[PROBLEM TO WORK ON]
Locate every line in the records below that holds the word "노출되지" and return each one.

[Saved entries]
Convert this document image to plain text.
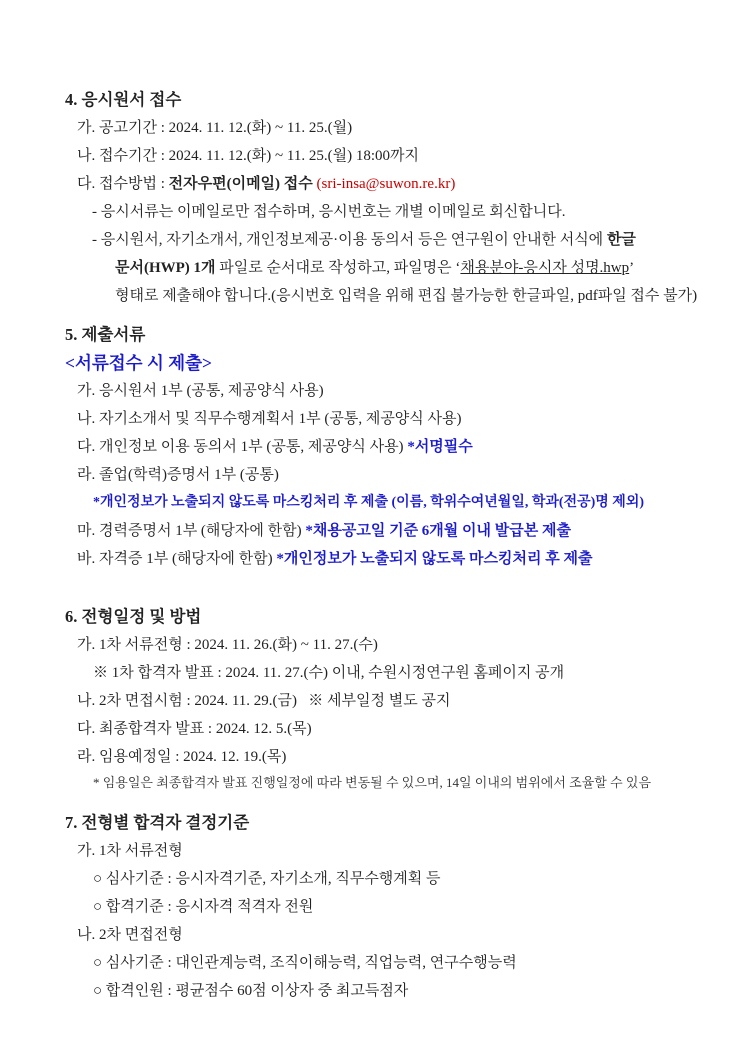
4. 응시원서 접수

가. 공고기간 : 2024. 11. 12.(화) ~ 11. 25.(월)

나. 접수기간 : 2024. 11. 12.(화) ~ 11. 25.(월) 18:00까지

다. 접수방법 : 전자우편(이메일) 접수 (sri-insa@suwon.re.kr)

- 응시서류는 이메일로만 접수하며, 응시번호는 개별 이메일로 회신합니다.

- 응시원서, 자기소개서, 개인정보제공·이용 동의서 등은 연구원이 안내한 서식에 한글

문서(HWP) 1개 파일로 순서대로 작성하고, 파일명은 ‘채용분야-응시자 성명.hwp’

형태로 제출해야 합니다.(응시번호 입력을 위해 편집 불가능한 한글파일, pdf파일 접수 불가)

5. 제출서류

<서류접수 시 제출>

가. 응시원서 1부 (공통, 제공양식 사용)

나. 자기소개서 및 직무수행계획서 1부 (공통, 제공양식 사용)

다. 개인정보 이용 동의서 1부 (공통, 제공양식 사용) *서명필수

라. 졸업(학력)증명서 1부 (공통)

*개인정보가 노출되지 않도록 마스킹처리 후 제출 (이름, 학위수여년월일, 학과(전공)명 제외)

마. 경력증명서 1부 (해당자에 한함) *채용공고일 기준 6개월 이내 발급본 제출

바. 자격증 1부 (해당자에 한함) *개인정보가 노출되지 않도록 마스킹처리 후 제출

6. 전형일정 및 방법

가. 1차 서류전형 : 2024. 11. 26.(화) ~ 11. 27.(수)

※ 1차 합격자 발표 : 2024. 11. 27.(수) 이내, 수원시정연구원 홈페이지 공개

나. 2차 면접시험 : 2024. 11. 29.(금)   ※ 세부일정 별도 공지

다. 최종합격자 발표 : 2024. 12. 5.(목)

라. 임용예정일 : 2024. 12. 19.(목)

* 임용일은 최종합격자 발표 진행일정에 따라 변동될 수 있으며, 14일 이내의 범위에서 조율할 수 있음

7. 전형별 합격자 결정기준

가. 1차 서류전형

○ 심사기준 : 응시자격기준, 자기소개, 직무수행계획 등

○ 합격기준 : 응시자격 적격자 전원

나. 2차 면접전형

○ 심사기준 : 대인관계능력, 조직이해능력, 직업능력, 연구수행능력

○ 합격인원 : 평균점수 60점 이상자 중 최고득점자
==
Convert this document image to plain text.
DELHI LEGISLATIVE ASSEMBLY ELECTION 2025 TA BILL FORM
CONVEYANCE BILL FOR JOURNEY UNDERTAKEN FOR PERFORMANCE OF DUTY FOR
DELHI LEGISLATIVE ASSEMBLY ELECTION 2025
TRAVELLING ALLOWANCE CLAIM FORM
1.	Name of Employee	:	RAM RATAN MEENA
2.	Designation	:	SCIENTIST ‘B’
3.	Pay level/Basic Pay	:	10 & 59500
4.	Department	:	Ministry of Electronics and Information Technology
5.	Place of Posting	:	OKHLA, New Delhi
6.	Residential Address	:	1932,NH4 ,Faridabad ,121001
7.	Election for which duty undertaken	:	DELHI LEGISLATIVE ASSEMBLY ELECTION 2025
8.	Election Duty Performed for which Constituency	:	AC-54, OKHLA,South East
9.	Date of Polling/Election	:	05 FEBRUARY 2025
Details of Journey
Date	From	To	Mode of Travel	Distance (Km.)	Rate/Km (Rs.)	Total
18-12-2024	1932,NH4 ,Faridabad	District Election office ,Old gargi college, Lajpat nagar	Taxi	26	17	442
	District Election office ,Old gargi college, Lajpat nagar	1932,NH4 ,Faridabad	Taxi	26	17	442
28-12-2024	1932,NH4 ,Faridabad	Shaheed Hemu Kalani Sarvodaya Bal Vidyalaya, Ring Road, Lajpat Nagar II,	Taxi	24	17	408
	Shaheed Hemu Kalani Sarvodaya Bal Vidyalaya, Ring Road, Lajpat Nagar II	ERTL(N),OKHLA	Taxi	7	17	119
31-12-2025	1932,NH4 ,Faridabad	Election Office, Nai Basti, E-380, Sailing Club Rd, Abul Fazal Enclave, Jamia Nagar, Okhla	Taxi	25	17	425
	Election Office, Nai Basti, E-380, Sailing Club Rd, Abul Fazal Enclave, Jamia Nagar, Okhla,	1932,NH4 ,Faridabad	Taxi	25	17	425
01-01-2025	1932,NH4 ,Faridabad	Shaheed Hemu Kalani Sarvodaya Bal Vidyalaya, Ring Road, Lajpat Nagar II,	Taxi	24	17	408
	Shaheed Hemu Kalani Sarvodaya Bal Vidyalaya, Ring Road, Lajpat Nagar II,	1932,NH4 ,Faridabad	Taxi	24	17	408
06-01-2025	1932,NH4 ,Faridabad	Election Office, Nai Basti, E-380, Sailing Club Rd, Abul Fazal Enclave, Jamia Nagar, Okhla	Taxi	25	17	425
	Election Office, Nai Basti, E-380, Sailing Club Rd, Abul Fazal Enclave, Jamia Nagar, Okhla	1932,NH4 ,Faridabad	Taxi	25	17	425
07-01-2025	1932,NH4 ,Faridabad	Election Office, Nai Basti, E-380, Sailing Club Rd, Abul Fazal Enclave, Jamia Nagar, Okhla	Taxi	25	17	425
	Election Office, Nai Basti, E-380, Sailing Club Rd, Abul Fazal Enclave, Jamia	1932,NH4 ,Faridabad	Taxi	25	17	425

[PROBLEM SOLUTION]
*개인정보가 노출되지 않도록 마스킹처리 후 제출 (이름, 학위수여년월일, 학과(전공)명 제외)
바. 자격증 1부 (해당자에 한함) *개인정보가 노출되지 않도록 마스킹처리 후 제출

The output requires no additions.